» **EXERCISE GOAL**: In the records below, pick out all lines containing the word "this".
BEGIN GIVEN DATA
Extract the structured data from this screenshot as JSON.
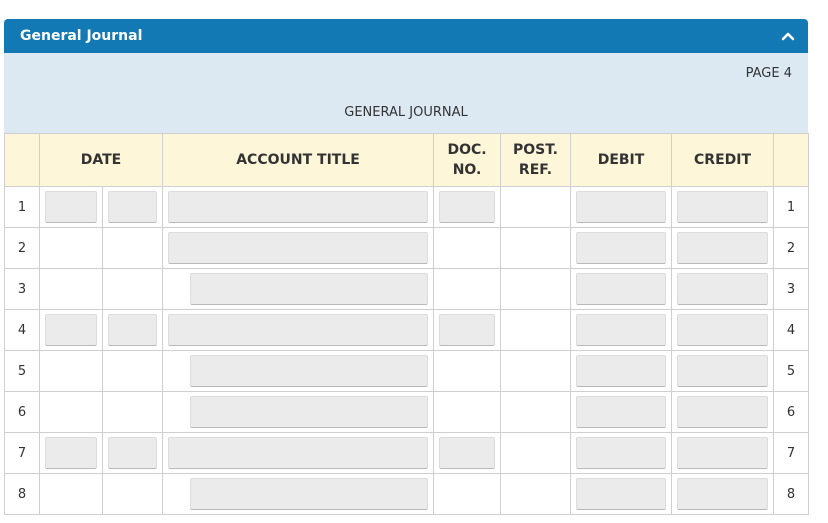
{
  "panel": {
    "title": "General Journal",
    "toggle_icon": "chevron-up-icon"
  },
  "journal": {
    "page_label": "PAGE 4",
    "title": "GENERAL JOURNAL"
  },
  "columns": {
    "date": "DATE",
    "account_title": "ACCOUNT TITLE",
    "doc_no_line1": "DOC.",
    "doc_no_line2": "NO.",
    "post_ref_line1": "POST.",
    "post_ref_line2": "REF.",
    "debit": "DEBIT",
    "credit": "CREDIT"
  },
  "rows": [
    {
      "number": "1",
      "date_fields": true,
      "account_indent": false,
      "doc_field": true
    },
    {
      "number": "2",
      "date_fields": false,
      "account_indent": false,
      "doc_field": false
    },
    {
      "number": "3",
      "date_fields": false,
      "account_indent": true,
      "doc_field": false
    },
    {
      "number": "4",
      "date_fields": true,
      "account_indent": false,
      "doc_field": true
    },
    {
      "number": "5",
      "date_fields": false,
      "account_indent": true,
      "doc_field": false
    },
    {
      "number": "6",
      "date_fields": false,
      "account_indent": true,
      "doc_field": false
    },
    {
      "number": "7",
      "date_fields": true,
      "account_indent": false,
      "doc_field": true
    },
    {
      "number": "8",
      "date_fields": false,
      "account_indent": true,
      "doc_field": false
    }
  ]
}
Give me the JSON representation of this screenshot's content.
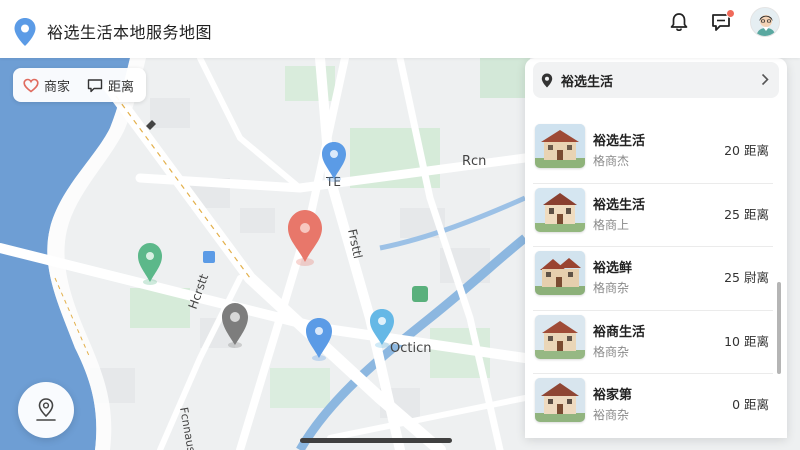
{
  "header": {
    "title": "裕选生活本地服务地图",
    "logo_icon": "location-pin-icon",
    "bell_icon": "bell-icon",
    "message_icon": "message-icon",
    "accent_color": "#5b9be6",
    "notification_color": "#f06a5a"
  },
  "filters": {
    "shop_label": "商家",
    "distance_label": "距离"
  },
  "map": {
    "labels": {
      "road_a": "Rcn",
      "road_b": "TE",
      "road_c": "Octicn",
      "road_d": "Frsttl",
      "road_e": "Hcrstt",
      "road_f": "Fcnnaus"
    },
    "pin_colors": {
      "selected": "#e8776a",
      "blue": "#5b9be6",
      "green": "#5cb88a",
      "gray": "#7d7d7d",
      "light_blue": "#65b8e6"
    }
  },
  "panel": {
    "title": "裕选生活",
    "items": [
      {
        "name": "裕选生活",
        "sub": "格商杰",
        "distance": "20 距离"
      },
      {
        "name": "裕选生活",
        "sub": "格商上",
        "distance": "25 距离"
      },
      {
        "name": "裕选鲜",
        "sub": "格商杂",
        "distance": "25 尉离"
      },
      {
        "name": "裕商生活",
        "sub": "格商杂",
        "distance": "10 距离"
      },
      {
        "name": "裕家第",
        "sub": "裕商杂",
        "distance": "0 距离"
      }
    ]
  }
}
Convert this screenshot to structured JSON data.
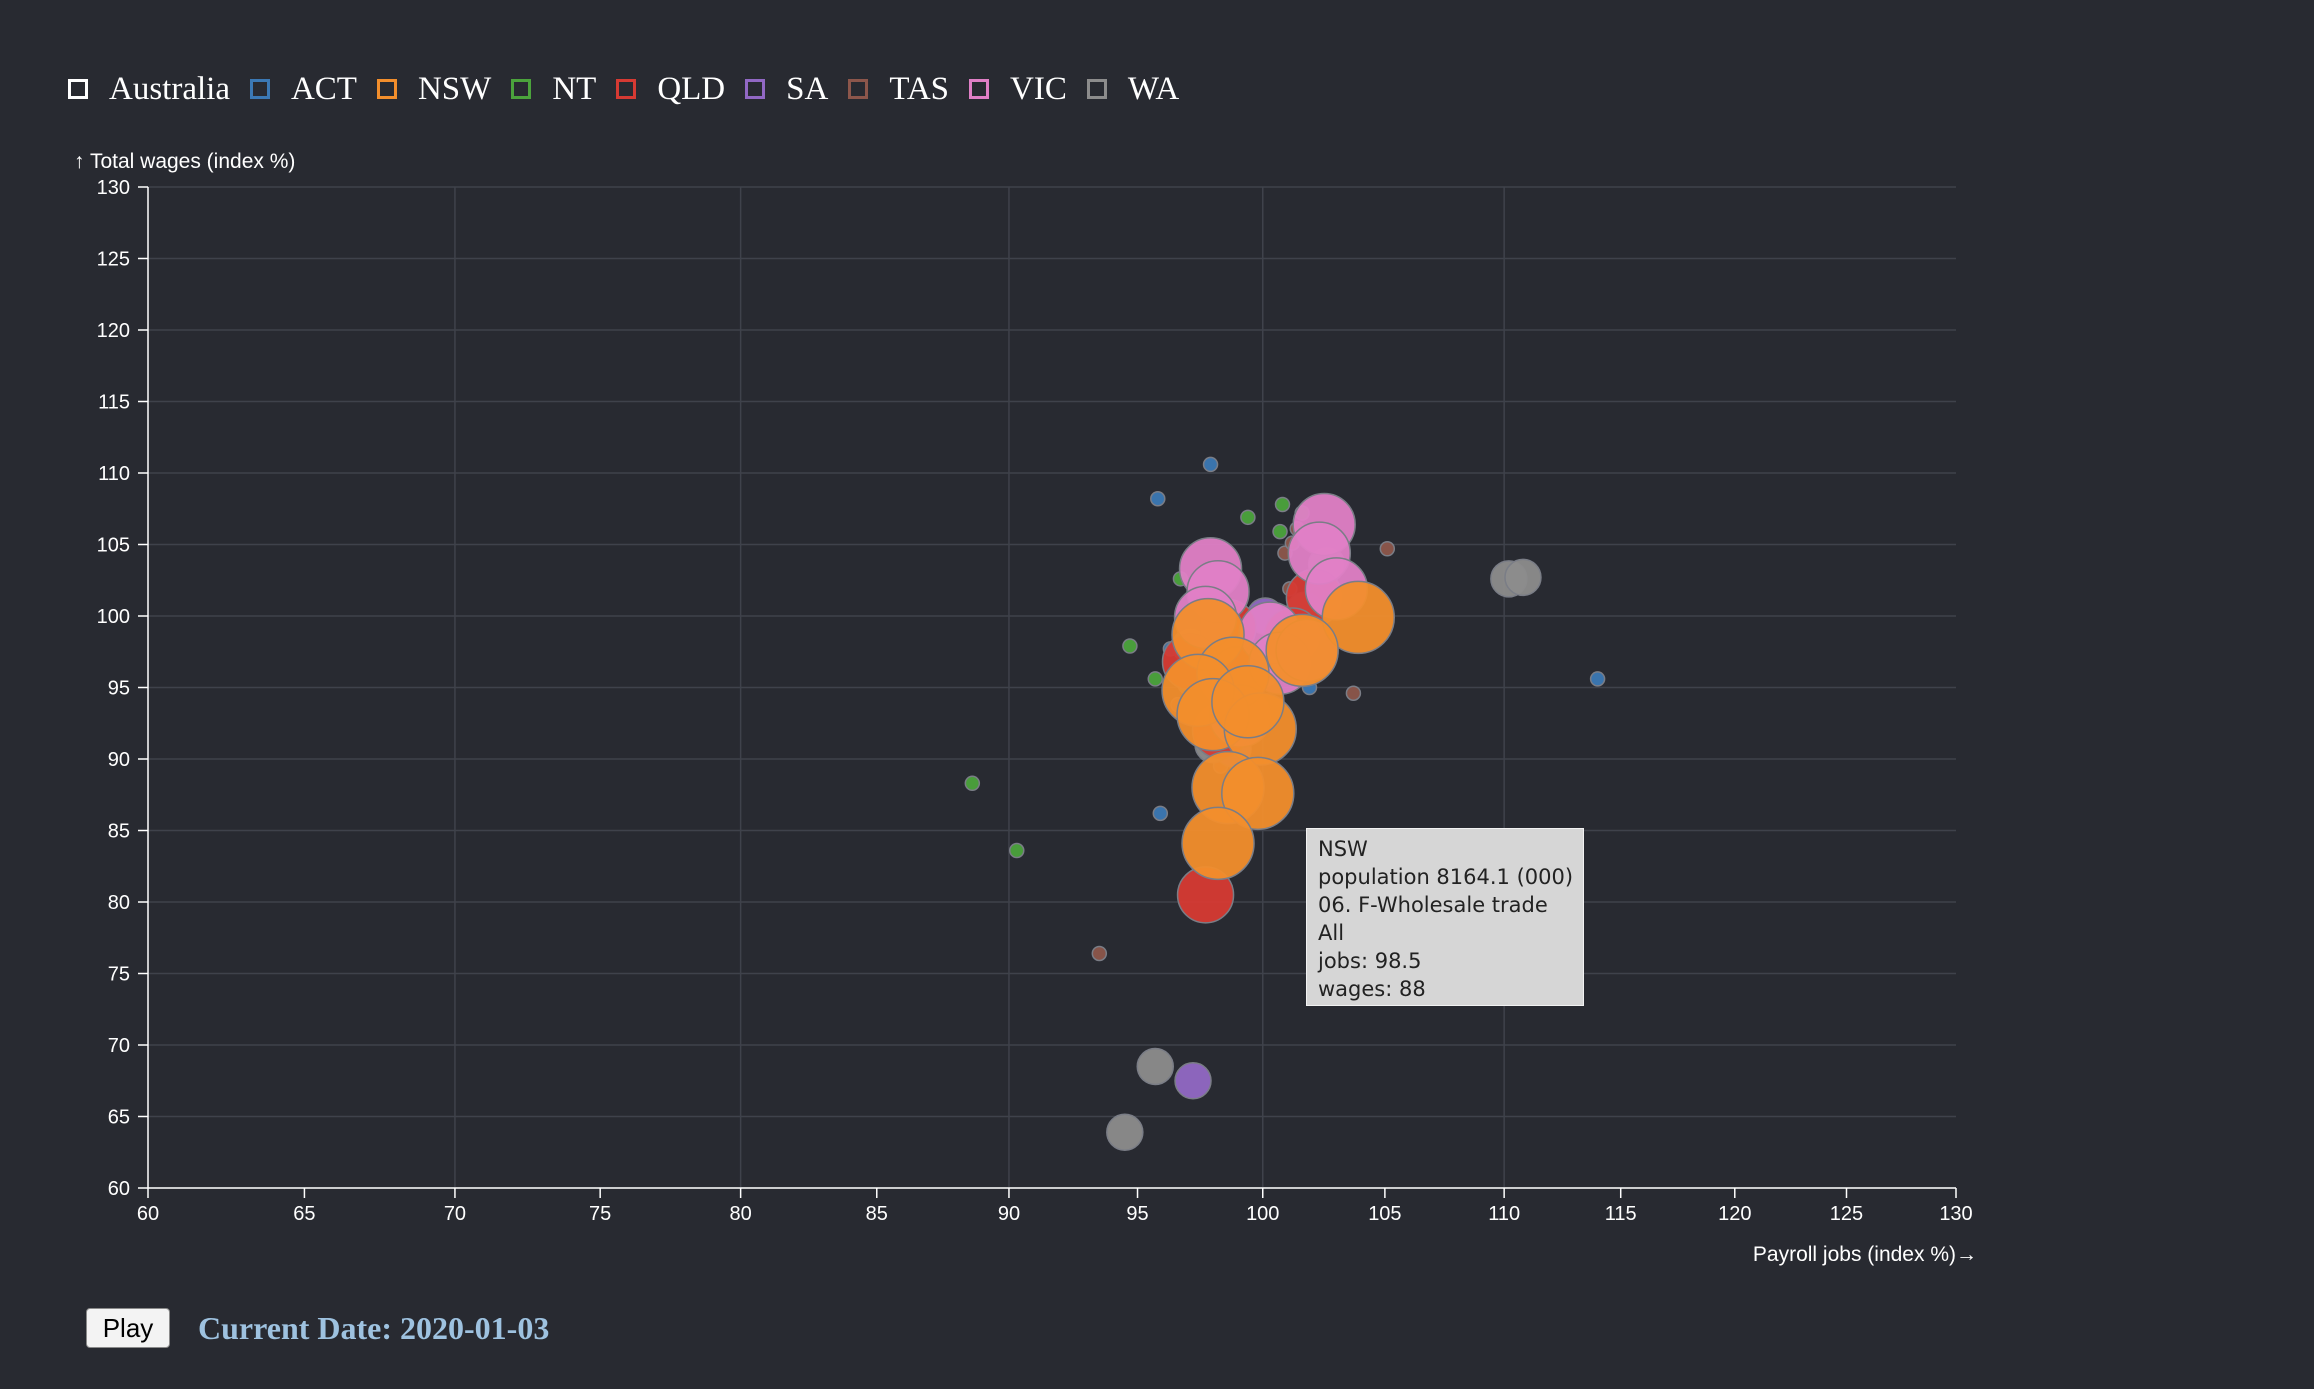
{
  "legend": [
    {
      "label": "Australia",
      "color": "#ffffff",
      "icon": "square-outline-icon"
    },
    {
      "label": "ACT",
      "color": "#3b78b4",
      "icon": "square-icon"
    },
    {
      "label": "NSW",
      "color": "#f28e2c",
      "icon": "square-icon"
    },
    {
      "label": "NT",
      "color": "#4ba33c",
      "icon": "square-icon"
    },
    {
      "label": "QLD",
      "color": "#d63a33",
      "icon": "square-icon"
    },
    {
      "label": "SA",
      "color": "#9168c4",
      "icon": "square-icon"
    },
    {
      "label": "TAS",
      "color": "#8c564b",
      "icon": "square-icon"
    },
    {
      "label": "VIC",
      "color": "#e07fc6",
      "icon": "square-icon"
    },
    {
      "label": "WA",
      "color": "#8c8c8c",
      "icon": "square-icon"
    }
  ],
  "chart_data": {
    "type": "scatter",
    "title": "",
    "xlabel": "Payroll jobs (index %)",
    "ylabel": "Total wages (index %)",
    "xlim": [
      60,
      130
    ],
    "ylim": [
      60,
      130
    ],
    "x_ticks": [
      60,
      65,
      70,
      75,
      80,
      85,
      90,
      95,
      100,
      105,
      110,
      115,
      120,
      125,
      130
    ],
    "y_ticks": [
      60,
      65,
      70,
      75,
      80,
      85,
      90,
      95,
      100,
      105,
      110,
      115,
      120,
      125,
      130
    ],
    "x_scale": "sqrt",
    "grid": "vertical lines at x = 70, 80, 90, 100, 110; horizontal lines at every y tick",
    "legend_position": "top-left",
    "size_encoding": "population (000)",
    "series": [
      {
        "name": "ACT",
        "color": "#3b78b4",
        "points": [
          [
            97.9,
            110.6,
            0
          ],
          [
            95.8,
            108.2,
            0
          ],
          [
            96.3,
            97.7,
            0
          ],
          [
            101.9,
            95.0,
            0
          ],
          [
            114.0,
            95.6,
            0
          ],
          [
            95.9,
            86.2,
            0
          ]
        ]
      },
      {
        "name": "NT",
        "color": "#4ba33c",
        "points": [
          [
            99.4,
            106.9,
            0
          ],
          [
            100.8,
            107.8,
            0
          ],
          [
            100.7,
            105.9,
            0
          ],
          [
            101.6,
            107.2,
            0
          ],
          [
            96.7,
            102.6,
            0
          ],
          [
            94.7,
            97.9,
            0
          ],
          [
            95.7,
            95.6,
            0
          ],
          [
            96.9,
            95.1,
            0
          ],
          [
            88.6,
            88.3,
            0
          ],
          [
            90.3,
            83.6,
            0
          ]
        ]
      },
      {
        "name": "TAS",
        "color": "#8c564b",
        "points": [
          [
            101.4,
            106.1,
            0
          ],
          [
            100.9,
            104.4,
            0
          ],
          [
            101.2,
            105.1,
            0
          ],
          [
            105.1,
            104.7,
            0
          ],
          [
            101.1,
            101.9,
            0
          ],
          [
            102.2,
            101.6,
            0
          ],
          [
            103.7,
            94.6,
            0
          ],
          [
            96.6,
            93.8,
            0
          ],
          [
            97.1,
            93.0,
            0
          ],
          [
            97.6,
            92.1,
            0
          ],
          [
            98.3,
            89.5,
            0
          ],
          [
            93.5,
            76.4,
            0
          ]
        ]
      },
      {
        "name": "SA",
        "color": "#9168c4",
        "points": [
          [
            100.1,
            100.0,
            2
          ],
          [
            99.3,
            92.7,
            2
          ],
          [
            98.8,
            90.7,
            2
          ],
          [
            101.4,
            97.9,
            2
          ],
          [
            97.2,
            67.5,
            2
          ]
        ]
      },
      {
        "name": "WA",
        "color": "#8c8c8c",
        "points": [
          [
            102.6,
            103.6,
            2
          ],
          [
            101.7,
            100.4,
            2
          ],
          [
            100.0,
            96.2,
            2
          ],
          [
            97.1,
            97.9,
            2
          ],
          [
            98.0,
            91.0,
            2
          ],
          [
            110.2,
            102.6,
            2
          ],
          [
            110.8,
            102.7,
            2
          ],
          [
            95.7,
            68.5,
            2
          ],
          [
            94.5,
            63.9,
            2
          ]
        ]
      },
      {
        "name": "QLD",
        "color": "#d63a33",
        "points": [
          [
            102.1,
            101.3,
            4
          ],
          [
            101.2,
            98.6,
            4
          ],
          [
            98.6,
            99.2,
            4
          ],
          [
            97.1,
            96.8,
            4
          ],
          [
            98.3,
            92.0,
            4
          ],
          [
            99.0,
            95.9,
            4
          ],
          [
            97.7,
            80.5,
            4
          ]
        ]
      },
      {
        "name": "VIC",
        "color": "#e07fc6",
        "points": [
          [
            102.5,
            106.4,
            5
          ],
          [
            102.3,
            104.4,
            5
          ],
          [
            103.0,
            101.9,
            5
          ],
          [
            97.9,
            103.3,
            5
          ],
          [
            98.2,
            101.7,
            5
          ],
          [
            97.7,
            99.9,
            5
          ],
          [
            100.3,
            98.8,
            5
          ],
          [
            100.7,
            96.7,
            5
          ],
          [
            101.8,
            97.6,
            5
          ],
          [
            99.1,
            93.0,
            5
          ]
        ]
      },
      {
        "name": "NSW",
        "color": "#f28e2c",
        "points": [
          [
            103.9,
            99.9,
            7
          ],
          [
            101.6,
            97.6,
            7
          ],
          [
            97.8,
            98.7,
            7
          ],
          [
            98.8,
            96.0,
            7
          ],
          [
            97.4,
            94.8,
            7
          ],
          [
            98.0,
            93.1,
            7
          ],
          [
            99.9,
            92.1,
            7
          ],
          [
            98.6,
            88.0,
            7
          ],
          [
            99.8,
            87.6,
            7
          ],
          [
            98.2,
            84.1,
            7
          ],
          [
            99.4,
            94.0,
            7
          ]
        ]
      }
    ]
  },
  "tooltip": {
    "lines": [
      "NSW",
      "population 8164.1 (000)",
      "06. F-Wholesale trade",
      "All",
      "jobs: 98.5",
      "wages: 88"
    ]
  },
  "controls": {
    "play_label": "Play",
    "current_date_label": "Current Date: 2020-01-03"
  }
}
END GIVEN DATA
» **TASK RESULT**:
Extract the structured data from this screenshot as JSON.
Give me the JSON representation of this screenshot's content.
Convert this screenshot to structured JSON data.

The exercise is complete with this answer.